**Direction**. Write the material out again exactly.

**Record extracts**.
[BEGIN]
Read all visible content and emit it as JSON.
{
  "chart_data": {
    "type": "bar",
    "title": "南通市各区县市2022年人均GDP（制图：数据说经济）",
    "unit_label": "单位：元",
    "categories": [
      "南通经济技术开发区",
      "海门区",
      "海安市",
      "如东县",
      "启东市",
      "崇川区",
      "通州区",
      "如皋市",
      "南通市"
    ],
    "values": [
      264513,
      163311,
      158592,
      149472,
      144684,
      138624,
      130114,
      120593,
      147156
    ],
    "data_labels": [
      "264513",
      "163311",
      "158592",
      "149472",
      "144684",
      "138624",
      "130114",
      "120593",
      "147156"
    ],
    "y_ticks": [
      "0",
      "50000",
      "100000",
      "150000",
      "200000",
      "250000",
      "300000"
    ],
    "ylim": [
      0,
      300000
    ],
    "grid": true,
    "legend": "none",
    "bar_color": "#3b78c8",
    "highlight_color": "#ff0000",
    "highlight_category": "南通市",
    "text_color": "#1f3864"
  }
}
[END]
**Exercise answer**.
Read all visible content and emit it as JSON.
{
  "chart_data": {
    "type": "bar",
    "title": "南通市各区县市2022年人均GDP（制图：数据说经济）",
    "unit_label": "单位：元",
    "categories": [
      "南通经济技术开发区",
      "海门区",
      "海安市",
      "如东县",
      "启东市",
      "崇川区",
      "通州区",
      "如皋市",
      "南通市"
    ],
    "values": [
      264513,
      163311,
      158592,
      149472,
      144684,
      138624,
      130114,
      120593,
      147156
    ],
    "data_labels": [
      "264513",
      "163311",
      "158592",
      "149472",
      "144684",
      "138624",
      "130114",
      "120593",
      "147156"
    ],
    "y_ticks": [
      "0",
      "50000",
      "100000",
      "150000",
      "200000",
      "250000",
      "300000"
    ],
    "ylim": [
      0,
      300000
    ],
    "grid": true,
    "legend": "none",
    "bar_color": "#3b78c8",
    "highlight_color": "#ff0000",
    "highlight_category": "南通市",
    "text_color": "#1f3864"
  }
}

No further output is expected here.